Dataset excerpt:
-----
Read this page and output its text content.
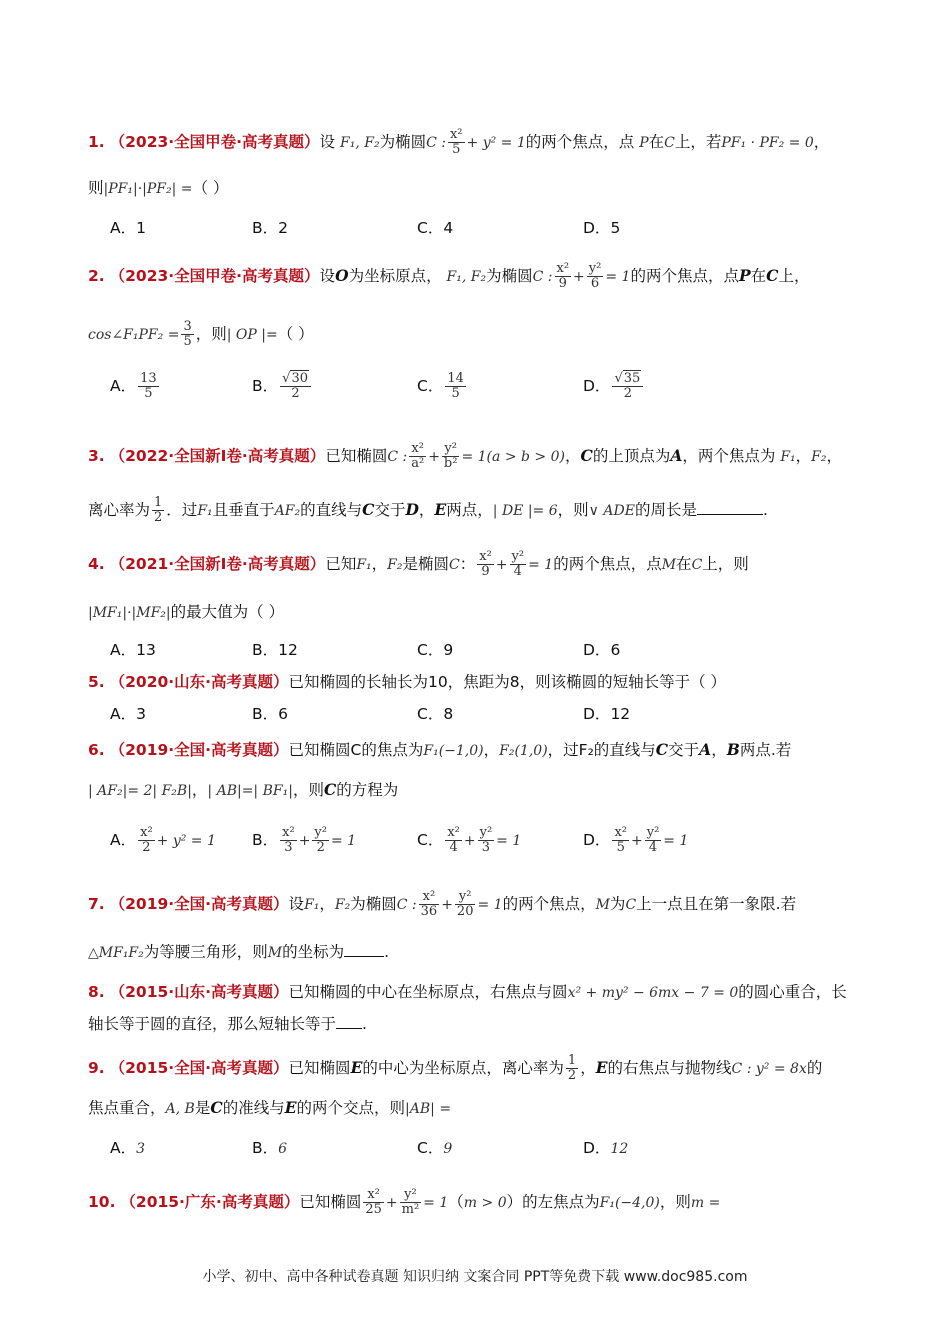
1. （2023·全国甲卷·高考真题）设 F₁, F₂为椭圆C : $\frac{\text{x²}}{5} + y^2 = 1$的两个焦点，点 P在C上，若PF₁ · PF₂ = 0，
则|PF₁|·|PF₂| =（ ）
A．1	B．2	C．4	D．5
2. （2023·全国甲卷·高考真题）设O为坐标原点， F₁, F₂为椭圆C : $\frac{\text{x²}}{9} + \frac{\text{y²}}{6} = 1$的两个焦点，点P在C上，
cos∠F₁PF₂ = $\frac{3}{5}$ ，则| OP |=（ ）
A． $\frac{13}{5}$	B． $\frac{√30}{2}$	C． $\frac{14}{5}$	D． $\frac{√35}{2}$
3. （2022·全国新Ⅰ卷·高考真题）已知椭圆C : $\frac{\text{x²}}{\text{a²}} + \frac{\text{y²}}{\text{b²}} = 1(a > b > 0)$，C的上顶点为A，两个焦点为 F₁，F₂，
离心率为 $\frac{1}{2}$ ．过F₁且垂直于AF₂的直线与C交于D，E两点，| DE |= 6，则∨ ADE的周长是	.
4. （2021·全国新Ⅰ卷·高考真题）已知F₁，F₂是椭圆C： $\frac{\text{x²}}{9} + \frac{\text{y²}}{4} = 1$的两个焦点，点M在C上，则
|MF₁|·|MF₂|的最大值为（ ）
A．13	B．12	C．9	D．6
5. （2020·山东·高考真题）已知椭圆的长轴长为10，焦距为8，则该椭圆的短轴长等于（ ）
A．3	B．6	C．8	D．12
6. （2019·全国·高考真题）已知椭圆C的焦点为F₁(−1,0)，F₂(1,0)，过F₂的直线与C交于A，B两点.若
| AF₂|= 2| F₂B|，| AB|=| BF₁|，则C的方程为
A． $\frac{\text{x²}}{2} + y^2 = 1$ B． $\frac{\text{x²}}{3} + \frac{\text{y²}}{2} = 1$	C． $\frac{\text{x²}}{4} + \frac{\text{y²}}{3} = 1$	D． $\frac{\text{x²}}{5} + \frac{\text{y²}}{4} = 1$
7. （2019·全国·高考真题）设F₁，F₂为椭圆C : $\frac{\text{x²}}{36} + \frac{\text{y²}}{20} = 1$的两个焦点，M为C上一点且在第一象限.若
△MF₁F₂为等腰三角形，则M的坐标为	.
8. （2015·山东·高考真题）已知椭圆的中心在坐标原点，右焦点与圆x² + my² − 6mx − 7 = 0的圆心重合，长
轴长等于圆的直径，那么短轴长等于 .
9. （2015·全国·高考真题）已知椭圆E的中心为坐标原点，离心率为 $\frac{1}{2}$ ，E的右焦点与抛物线C : y² = 8x的
焦点重合，A, B是C的准线与E的两个交点，则|AB| =
A．3	B．6	C．9	D．12
10. （2015·广东·高考真题）已知椭圆 $\frac{\text{x²}}{25} + \frac{\text{y²}}{\text{m²}} = 1(m > 0)$的左焦点为F₁(−4,0)，则m =
小学、初中、高中各种试卷真题 知识归纳 文案合同 PPT等免费下载 www.doc985.com
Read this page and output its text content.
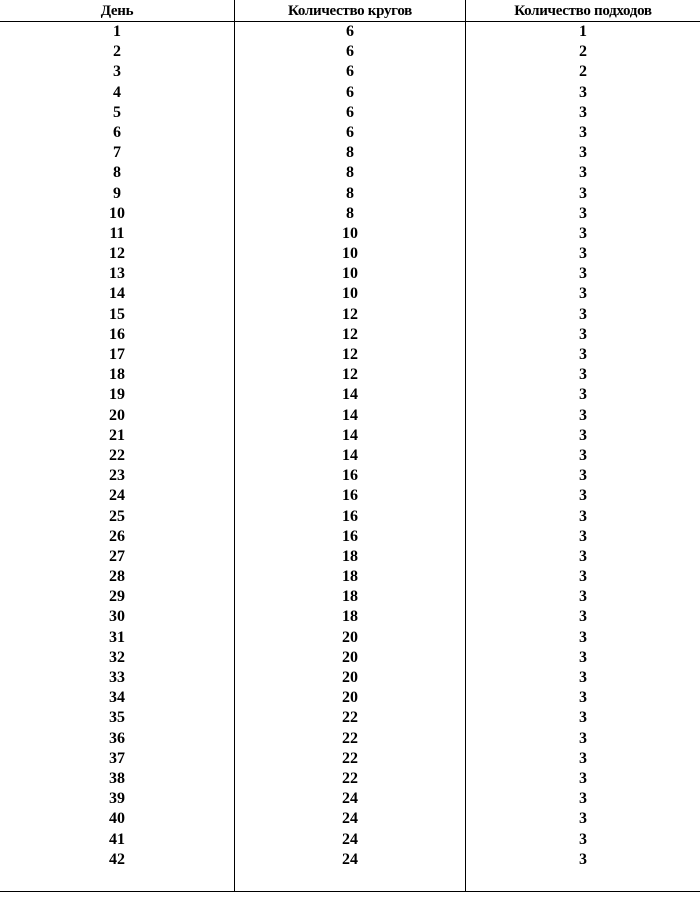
День	Количество кругов	Количество подходов
1	6	1
2	6	2
3	6	2
4	6	3
5	6	3
6	6	3
7	8	3
8	8	3
9	8	3
10	8	3
11	10	3
12	10	3
13	10	3
14	10	3
15	12	3
16	12	3
17	12	3
18	12	3
19	14	3
20	14	3
21	14	3
22	14	3
23	16	3
24	16	3
25	16	3
26	16	3
27	18	3
28	18	3
29	18	3
30	18	3
31	20	3
32	20	3
33	20	3
34	20	3
35	22	3
36	22	3
37	22	3
38	22	3
39	24	3
40	24	3
41	24	3
42	24	3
-----
Exercise details:
Which lines hold the word "frac"? Return all of them from the records above.

Solution below:
1. （2023·全国甲卷·高考真题）设 F₁, F₂为椭圆C : $\frac{\text{x²}}{5} + y^2 = 1$的两个焦点，点 P在C上，若PF₁ · PF₂ = 0，
2. （2023·全国甲卷·高考真题）设O为坐标原点， F₁, F₂为椭圆C : $\frac{\text{x²}}{9} + \frac{\text{y²}}{6} = 1$的两个焦点，点P在C上，
cos∠F₁PF₂ = $\frac{3}{5}$ ，则| OP |=（ ）
A． $\frac{13}{5}$	B． $\frac{√30}{2}$	C． $\frac{14}{5}$	D． $\frac{√35}{2}$
3. （2022·全国新Ⅰ卷·高考真题）已知椭圆C : $\frac{\text{x²}}{\text{a²}} + \frac{\text{y²}}{\text{b²}} = 1(a > b > 0)$，C的上顶点为A，两个焦点为 F₁，F₂，
离心率为 $\frac{1}{2}$ ．过F₁且垂直于AF₂的直线与C交于D，E两点，| DE |= 6，则∨ ADE的周长是	.
4. （2021·全国新Ⅰ卷·高考真题）已知F₁，F₂是椭圆C： $\frac{\text{x²}}{9} + \frac{\text{y²}}{4} = 1$的两个焦点，点M在C上，则
A． $\frac{\text{x²}}{2} + y^2 = 1$ B． $\frac{\text{x²}}{3} + \frac{\text{y²}}{2} = 1$	C． $\frac{\text{x²}}{4} + \frac{\text{y²}}{3} = 1$	D． $\frac{\text{x²}}{5} + \frac{\text{y²}}{4} = 1$
7. （2019·全国·高考真题）设F₁，F₂为椭圆C : $\frac{\text{x²}}{36} + \frac{\text{y²}}{20} = 1$的两个焦点，M为C上一点且在第一象限.若
9. （2015·全国·高考真题）已知椭圆E的中心为坐标原点，离心率为 $\frac{1}{2}$ ，E的右焦点与抛物线C : y² = 8x的
10. （2015·广东·高考真题）已知椭圆 $\frac{\text{x²}}{25} + \frac{\text{y²}}{\text{m²}} = 1(m > 0)$的左焦点为F₁(−4,0)，则m =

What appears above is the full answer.